--- Start ---

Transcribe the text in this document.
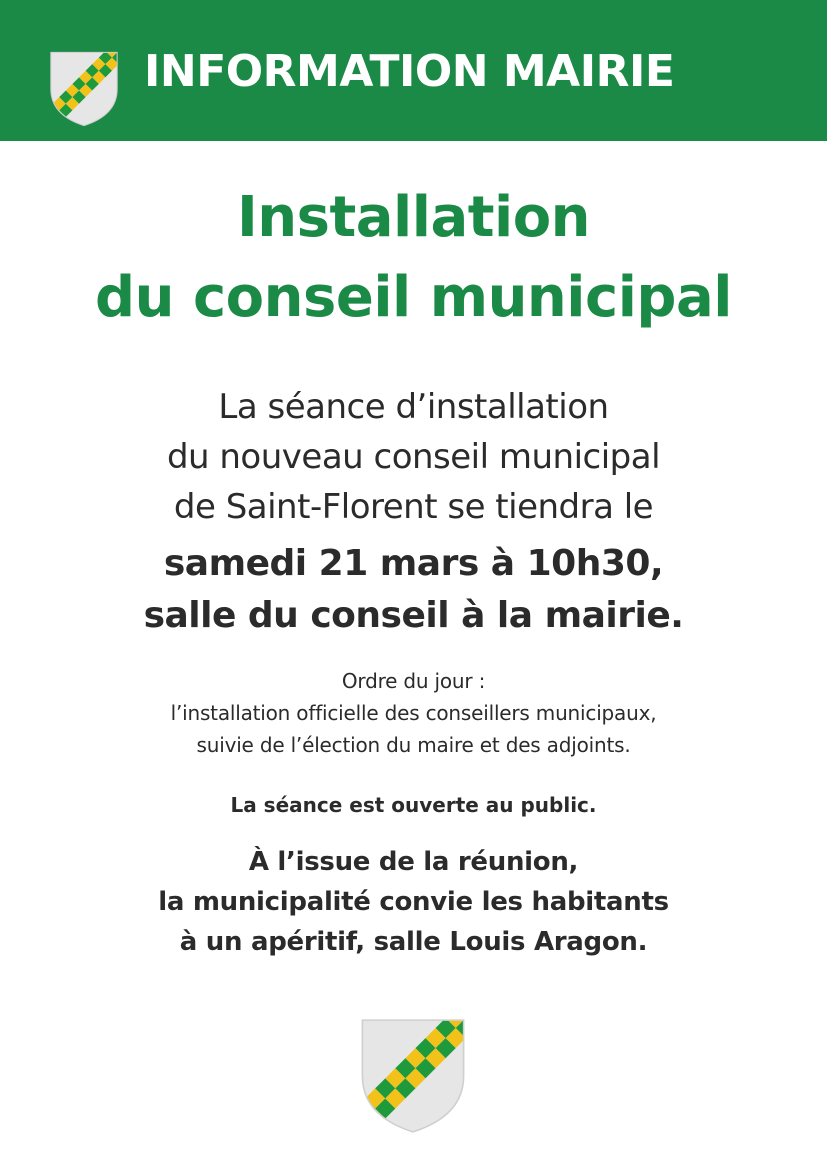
INFORMATION MAIRIE
Installation
du conseil municipal
La séance d’installation
du nouveau conseil municipal
de Saint-Florent se tiendra le
samedi 21 mars à 10h30,
salle du conseil à la mairie.
Ordre du jour :
l’installation officielle des conseillers municipaux,
suivie de l’élection du maire et des adjoints.
La séance est ouverte au public.
À l’issue de la réunion,
la municipalité convie les habitants
à un apéritif, salle Louis Aragon.
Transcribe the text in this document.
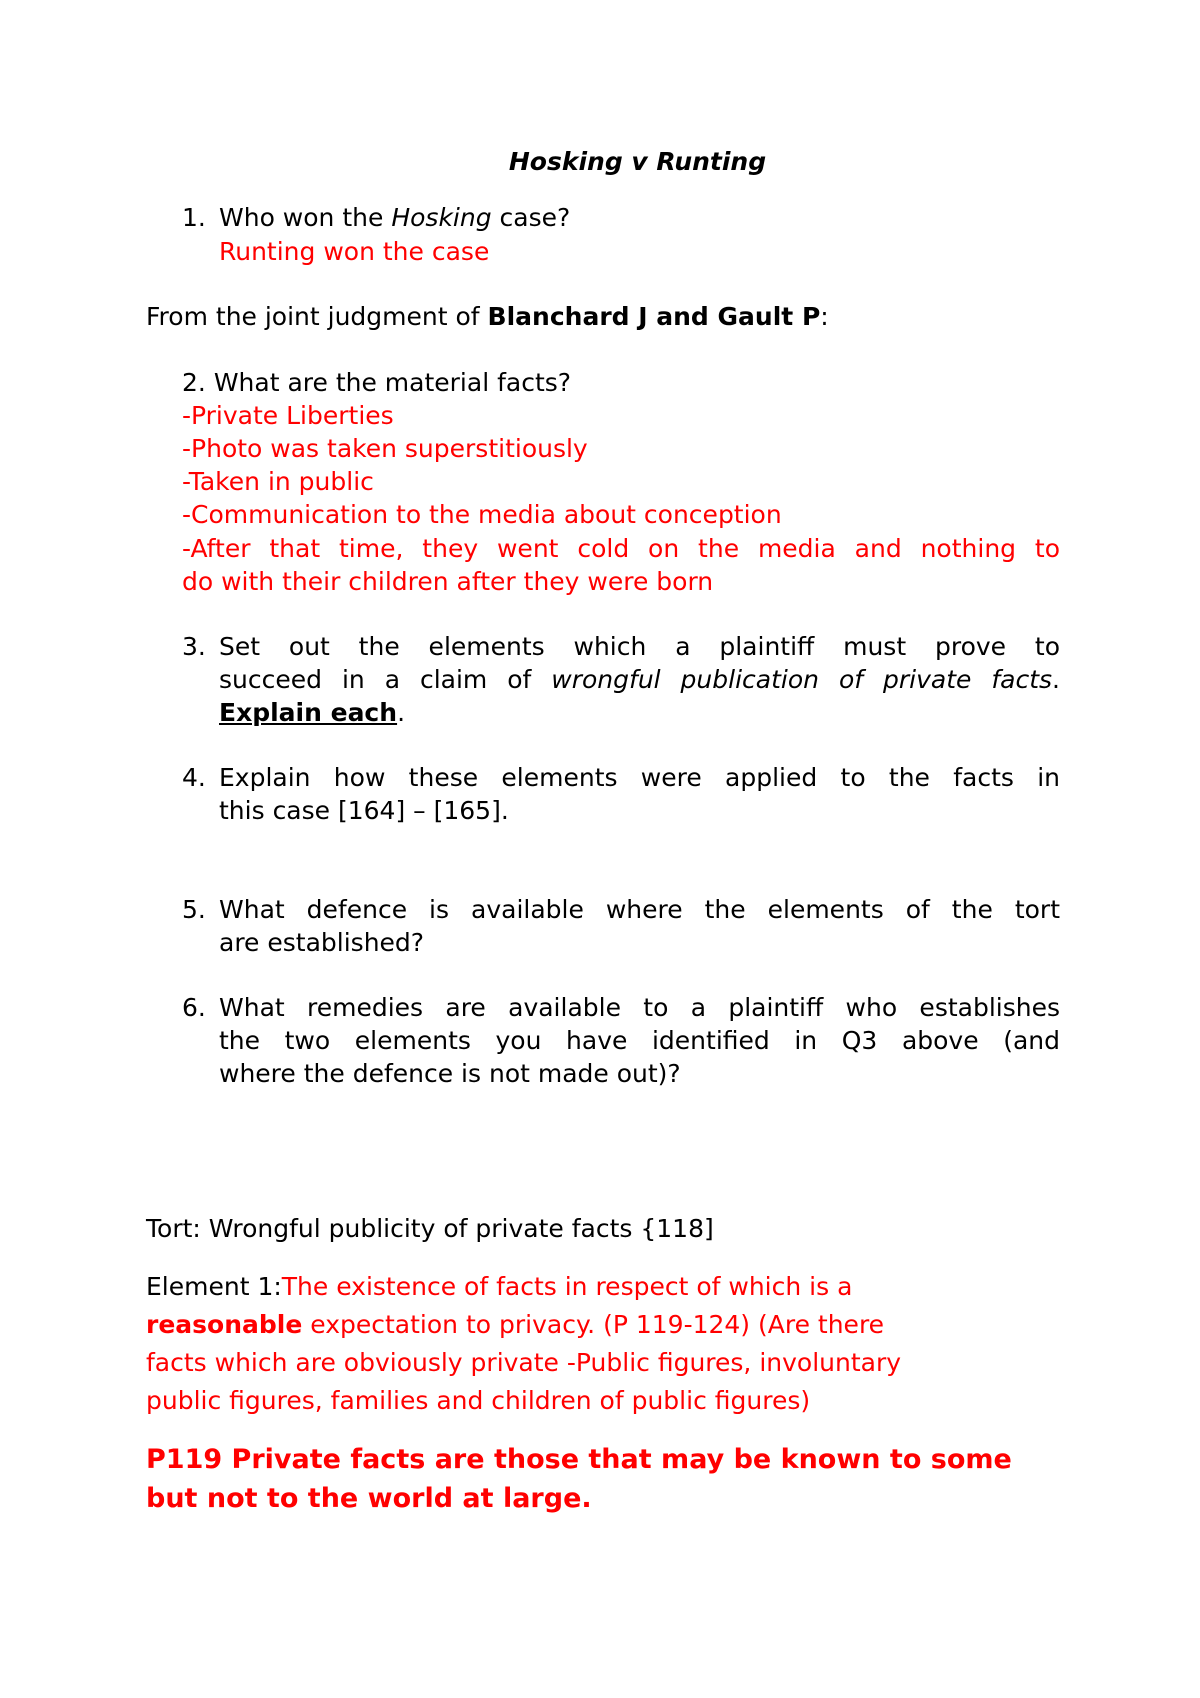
Hosking v Runting
1. Who won the Hosking case?
Runting won the case
From the joint judgment of Blanchard J and Gault P:
2. What are the material facts?
-Private Liberties
-Photo was taken superstitiously
-Taken in public
-Communication to the media about conception
-After that time, they went cold on the media and nothing to
do with their children after they were born
3. Set out the elements which a plaintiff must prove to
succeed in a claim of wrongful publication of private facts.
Explain each.
4. Explain how these elements were applied to the facts in
this case [164] – [165].
5. What defence is available where the elements of the tort
are established?
6. What remedies are available to a plaintiff who establishes
the two elements you have identified in Q3 above (and
where the defence is not made out)?
Tort: Wrongful publicity of private facts {118]
Element 1:The existence of facts in respect of which is a
reasonable expectation to privacy. (P 119-124) (Are there
facts which are obviously private -Public figures, involuntary
public figures, families and children of public figures)
P119 Private facts are those that may be known to some
but not to the world at large.
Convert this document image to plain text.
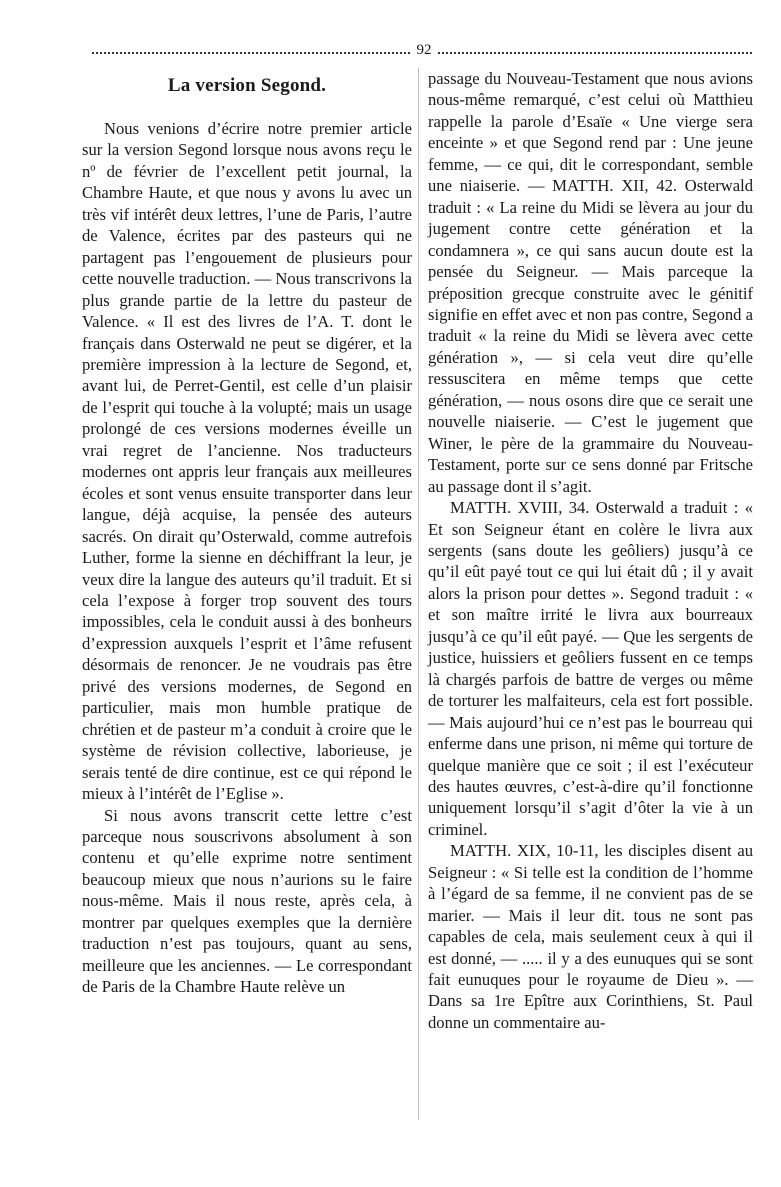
92
La version Segond.

Nous venions d’écrire notre premier article sur la version Segond lorsque nous avons reçu le nº de février de l’excellent petit journal, la Chambre Haute, et que nous y avons lu avec un très vif intérêt deux lettres, l’une de Paris, l’autre de Valence, écrites par des pasteurs qui ne partagent pas l’engouement de plusieurs pour cette nouvelle traduction. — Nous transcrivons la plus grande partie de la lettre du pasteur de Valence. « Il est des livres de l’A. T. dont le français dans Osterwald ne peut se digérer, et la première impression à la lecture de Segond, et, avant lui, de Perret-Gentil, est celle d’un plaisir de l’esprit qui touche à la volupté; mais un usage prolongé de ces versions modernes éveille un vrai regret de l’ancienne. Nos traducteurs modernes ont appris leur français aux meilleures écoles et sont venus ensuite transporter dans leur langue, déjà acquise, la pensée des auteurs sacrés. On dirait qu’Osterwald, comme autrefois Luther, forme la sienne en déchiffrant la leur, je veux dire la langue des auteurs qu’il traduit. Et si cela l’expose à forger trop souvent des tours impossibles, cela le conduit aussi à des bonheurs d’expression auxquels l’esprit et l’âme refusent désormais de renoncer. Je ne voudrais pas être privé des versions modernes, de Segond en particulier, mais mon humble pratique de chrétien et de pasteur m’a conduit à croire que le système de révision collective, laborieuse, je serais tenté de dire continue, est ce qui répond le mieux à l’intérêt de l’Eglise ».

Si nous avons transcrit cette lettre c’est parceque nous souscrivons absolument à son contenu et qu’elle exprime notre sentiment beaucoup mieux que nous n’aurions su le faire nous-même. Mais il nous reste, après cela, à montrer par quelques exemples que la dernière traduction n’est pas toujours, quant au sens, meilleure que les anciennes. — Le correspondant de Paris de la Chambre Haute relève un

passage du Nouveau-Testament que nous avions nous-même remarqué, c’est celui où Matthieu rappelle la parole d’Esaïe « Une vierge sera enceinte » et que Segond rend par : Une jeune femme, — ce qui, dit le correspondant, semble une niaiserie. — MATTH. XII, 42. Osterwald traduit : « La reine du Midi se lèvera au jour du jugement contre cette génération et la condamnera », ce qui sans aucun doute est la pensée du Seigneur. — Mais parceque la préposition grecque construite avec le génitif signifie en effet avec et non pas contre, Segond a traduit « la reine du Midi se lèvera avec cette génération », — si cela veut dire qu’elle ressuscitera en même temps que cette génération, — nous osons dire que ce serait une nouvelle niaiserie. — C’est le jugement que Winer, le père de la grammaire du Nouveau-Testament, porte sur ce sens donné par Fritsche au passage dont il s’agit.

MATTH. XVIII, 34. Osterwald a traduit : « Et son Seigneur étant en colère le livra aux sergents (sans doute les geôliers) jusqu’à ce qu’il eût payé tout ce qui lui était dû ; il y avait alors la prison pour dettes ». Segond traduit : « et son maître irrité le livra aux bourreaux jusqu’à ce qu’il eût payé. — Que les sergents de justice, huissiers et geôliers fussent en ce temps là chargés parfois de battre de verges ou même de torturer les malfaiteurs, cela est fort possible. — Mais aujourd’hui ce n’est pas le bourreau qui enferme dans une prison, ni même qui torture de quelque manière que ce soit ; il est l’exécuteur des hautes œuvres, c’est-à-dire qu’il fonctionne uniquement lorsqu’il s’agit d’ôter la vie à un criminel.

MATTH. XIX, 10-11, les disciples disent au Seigneur : « Si telle est la condition de l’homme à l’égard de sa femme, il ne convient pas de se marier. — Mais il leur dit. tous ne sont pas capables de cela, mais seulement ceux à qui il est donné, — ..... il y a des eunuques qui se sont fait eunuques pour le royaume de Dieu ». — Dans sa 1re Epître aux Corinthiens, St. Paul donne un commentaire au-
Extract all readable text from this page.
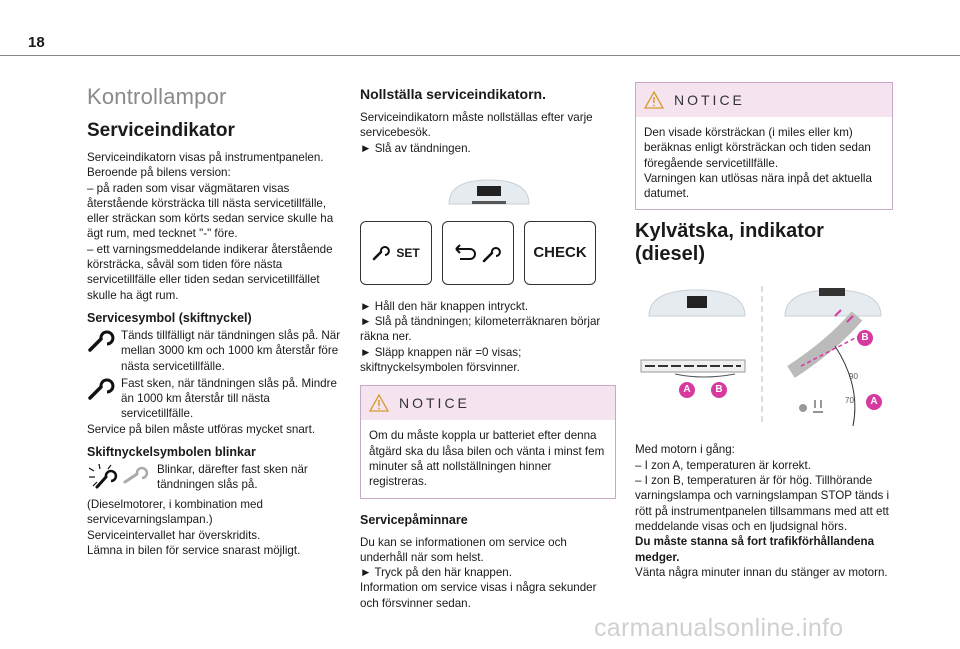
18
Kontrollampor
Serviceindikator

Serviceindikatorn visas på instrumentpanelen.
Beroende på bilens version:
– på raden som visar vägmätaren visas återstående körsträcka till nästa servicetillfälle, eller sträckan som körts sedan service skulle ha ägt rum, med tecknet "-" före.
– ett varningsmeddelande indikerar återstående körsträcka, såväl som tiden före nästa servicetillfälle eller tiden sedan servicetillfället skulle ha ägt rum.

Servicesymbol (skiftnyckel)

Tänds tillfälligt när tändningen slås på. När mellan 3000 km och 1000 km återstår före nästa servicetillfälle.

Fast sken, när tändningen slås på. Mindre än 1000 km återstår till nästa servicetillfälle.

Service på bilen måste utföras mycket snart.

Skiftnyckelsymbolen blinkar

Blinkar, därefter fast sken när tändningen slås på.

(Dieselmotorer, i kombination med servicevarningslampan.)
Serviceintervallet har överskridits.
Lämna in bilen för service snarast möjligt.

Nollställa serviceindikatorn.

Serviceindikatorn måste nollställas efter varje servicebesök.
► Slå av tändningen.

SET	CHECK

► Håll den här knappen intryckt.
► Slå på tändningen; kilometerräknaren börjar räkna ner.
► Släpp knappen när =0 visas; skiftnyckelsymbolen försvinner.

NOTICE
Om du måste koppla ur batteriet efter denna åtgärd ska du låsa bilen och vänta i minst fem minuter så att nollställningen hinner registreras.
Servicepåminnare

Du kan se informationen om service och underhåll när som helst.
► Tryck på den här knappen.
Information om service visas i några sekunder och försvinner sedan.

NOTICE
Den visade körsträckan (i miles eller km) beräknas enligt körsträckan och tiden sedan föregående servicetillfälle.
Varningen kan utlösas nära inpå det aktuella datumet.
Kylvätska, indikator (diesel)
A	B
A
B
90
70

Med motorn i gång:
– I zon A, temperaturen är korrekt.
– I zon B, temperaturen är för hög. Tillhörande varningslampa och varningslampan STOP tänds i rött på instrumentpanelen tillsammans med att ett meddelande visas och en ljudsignal hörs.
Du måste stanna så fort trafikförhållandena medger.
Vänta några minuter innan du stänger av motorn.

carmanualsonline.info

--- End ---

# Your goal:
Using the records above, output their complete text exactly, minus any images.

# Answer to the task:
Transcribe the text in this document.
INFORMATION MAIRIE
Installation
du conseil municipal
La séance d’installation
du nouveau conseil municipal
de Saint-Florent se tiendra le
samedi 21 mars à 10h30,
salle du conseil à la mairie.
Ordre du jour :
l’installation officielle des conseillers municipaux,
suivie de l’élection du maire et des adjoints.
La séance est ouverte au public.
À l’issue de la réunion,
la municipalité convie les habitants
à un apéritif, salle Louis Aragon.
Transcribe the text in this document.
Hosking v Runting
1. Who won the Hosking case?
Runting won the case
From the joint judgment of Blanchard J and Gault P:
2. What are the material facts?
-Private Liberties
-Photo was taken superstitiously
-Taken in public
-Communication to the media about conception
-After that time, they went cold on the media and nothing to
do with their children after they were born
3. Set out the elements which a plaintiff must prove to
succeed in a claim of wrongful publication of private facts.
Explain each.
4. Explain how these elements were applied to the facts in
this case [164] – [165].
5. What defence is available where the elements of the tort
are established?
6. What remedies are available to a plaintiff who establishes
the two elements you have identified in Q3 above (and
where the defence is not made out)?
Tort: Wrongful publicity of private facts {118]
Element 1:The existence of facts in respect of which is a
reasonable expectation to privacy. (P 119-124) (Are there
facts which are obviously private -Public figures, involuntary
public figures, families and children of public figures)
P119 Private facts are those that may be known to some
but not to the world at large.
Convert this document image to plain text.
92
La version Segond.

Nous venions d’écrire notre premier article sur la version Segond lorsque nous avons reçu le nº de février de l’excellent petit journal, la Chambre Haute, et que nous y avons lu avec un très vif intérêt deux lettres, l’une de Paris, l’autre de Valence, écrites par des pasteurs qui ne partagent pas l’engouement de plusieurs pour cette nouvelle traduction. — Nous transcrivons la plus grande partie de la lettre du pasteur de Valence. « Il est des livres de l’A. T. dont le français dans Osterwald ne peut se digérer, et la première impression à la lecture de Segond, et, avant lui, de Perret-Gentil, est celle d’un plaisir de l’esprit qui touche à la volupté; mais un usage prolongé de ces versions modernes éveille un vrai regret de l’ancienne. Nos traducteurs modernes ont appris leur français aux meilleures écoles et sont venus ensuite transporter dans leur langue, déjà acquise, la pensée des auteurs sacrés. On dirait qu’Osterwald, comme autrefois Luther, forme la sienne en déchiffrant la leur, je veux dire la langue des auteurs qu’il traduit. Et si cela l’expose à forger trop souvent des tours impossibles, cela le conduit aussi à des bonheurs d’expression auxquels l’esprit et l’âme refusent désormais de renoncer. Je ne voudrais pas être privé des versions modernes, de Segond en particulier, mais mon humble pratique de chrétien et de pasteur m’a conduit à croire que le système de révision collective, laborieuse, je serais tenté de dire continue, est ce qui répond le mieux à l’intérêt de l’Eglise ».

Si nous avons transcrit cette lettre c’est parceque nous souscrivons absolument à son contenu et qu’elle exprime notre sentiment beaucoup mieux que nous n’aurions su le faire nous-même. Mais il nous reste, après cela, à montrer par quelques exemples que la dernière traduction n’est pas toujours, quant au sens, meilleure que les anciennes. — Le correspondant de Paris de la Chambre Haute relève un

passage du Nouveau-Testament que nous avions nous-même remarqué, c’est celui où Matthieu rappelle la parole d’Esaïe « Une vierge sera enceinte » et que Segond rend par : Une jeune femme, — ce qui, dit le correspondant, semble une niaiserie. — MATTH. XII, 42. Osterwald traduit : « La reine du Midi se lèvera au jour du jugement contre cette génération et la condamnera », ce qui sans aucun doute est la pensée du Seigneur. — Mais parceque la préposition grecque construite avec le génitif signifie en effet avec et non pas contre, Segond a traduit « la reine du Midi se lèvera avec cette génération », — si cela veut dire qu’elle ressuscitera en même temps que cette génération, — nous osons dire que ce serait une nouvelle niaiserie. — C’est le jugement que Winer, le père de la grammaire du Nouveau-Testament, porte sur ce sens donné par Fritsche au passage dont il s’agit.

MATTH. XVIII, 34. Osterwald a traduit : « Et son Seigneur étant en colère le livra aux sergents (sans doute les geôliers) jusqu’à ce qu’il eût payé tout ce qui lui était dû ; il y avait alors la prison pour dettes ». Segond traduit : « et son maître irrité le livra aux bourreaux jusqu’à ce qu’il eût payé. — Que les sergents de justice, huissiers et geôliers fussent en ce temps là chargés parfois de battre de verges ou même de torturer les malfaiteurs, cela est fort possible. — Mais aujourd’hui ce n’est pas le bourreau qui enferme dans une prison, ni même qui torture de quelque manière que ce soit ; il est l’exécuteur des hautes œuvres, c’est-à-dire qu’il fonctionne uniquement lorsqu’il s’agit d’ôter la vie à un criminel.

MATTH. XIX, 10-11, les disciples disent au Seigneur : « Si telle est la condition de l’homme à l’égard de sa femme, il ne convient pas de se marier. — Mais il leur dit. tous ne sont pas capables de cela, mais seulement ceux à qui il est donné, — ..... il y a des eunuques qui se sont fait eunuques pour le royaume de Dieu ». — Dans sa 1re Epître aux Corinthiens, St. Paul donne un commentaire au-
Extract all readable text from this page.
18
Kontrollampor
Serviceindikator

Serviceindikatorn visas på instrumentpanelen.
Beroende på bilens version:
– på raden som visar vägmätaren visas återstående körsträcka till nästa servicetillfälle, eller sträckan som körts sedan service skulle ha ägt rum, med tecknet "-" före.
– ett varningsmeddelande indikerar återstående körsträcka, såväl som tiden före nästa servicetillfälle eller tiden sedan servicetillfället skulle ha ägt rum.

Servicesymbol (skiftnyckel)

Tänds tillfälligt när tändningen slås på. När mellan 3000 km och 1000 km återstår före nästa servicetillfälle.

Fast sken, när tändningen slås på. Mindre än 1000 km återstår till nästa servicetillfälle.

Service på bilen måste utföras mycket snart.

Skiftnyckelsymbolen blinkar

Blinkar, därefter fast sken när tändningen slås på.

(Dieselmotorer, i kombination med servicevarningslampan.)
Serviceintervallet har överskridits.
Lämna in bilen för service snarast möjligt.

Nollställa serviceindikatorn.

Serviceindikatorn måste nollställas efter varje servicebesök.
► Slå av tändningen.

SET	CHECK

► Håll den här knappen intryckt.
► Slå på tändningen; kilometerräknaren börjar räkna ner.
► Släpp knappen när =0 visas; skiftnyckelsymbolen försvinner.

NOTICE
Om du måste koppla ur batteriet efter denna åtgärd ska du låsa bilen och vänta i minst fem minuter så att nollställningen hinner registreras.
Servicepåminnare

Du kan se informationen om service och underhåll när som helst.
► Tryck på den här knappen.
Information om service visas i några sekunder och försvinner sedan.

NOTICE
Den visade körsträckan (i miles eller km) beräknas enligt körsträckan och tiden sedan föregående servicetillfälle.
Varningen kan utlösas nära inpå det aktuella datumet.
Kylvätska, indikator (diesel)
A	B
A
B
90
70

Med motorn i gång:
– I zon A, temperaturen är korrekt.
– I zon B, temperaturen är för hög. Tillhörande varningslampa och varningslampan STOP tänds i rött på instrumentpanelen tillsammans med att ett meddelande visas och en ljudsignal hörs.
Du måste stanna så fort trafikförhållandena medger.
Vänta några minuter innan du stänger av motorn.

carmanualsonline.info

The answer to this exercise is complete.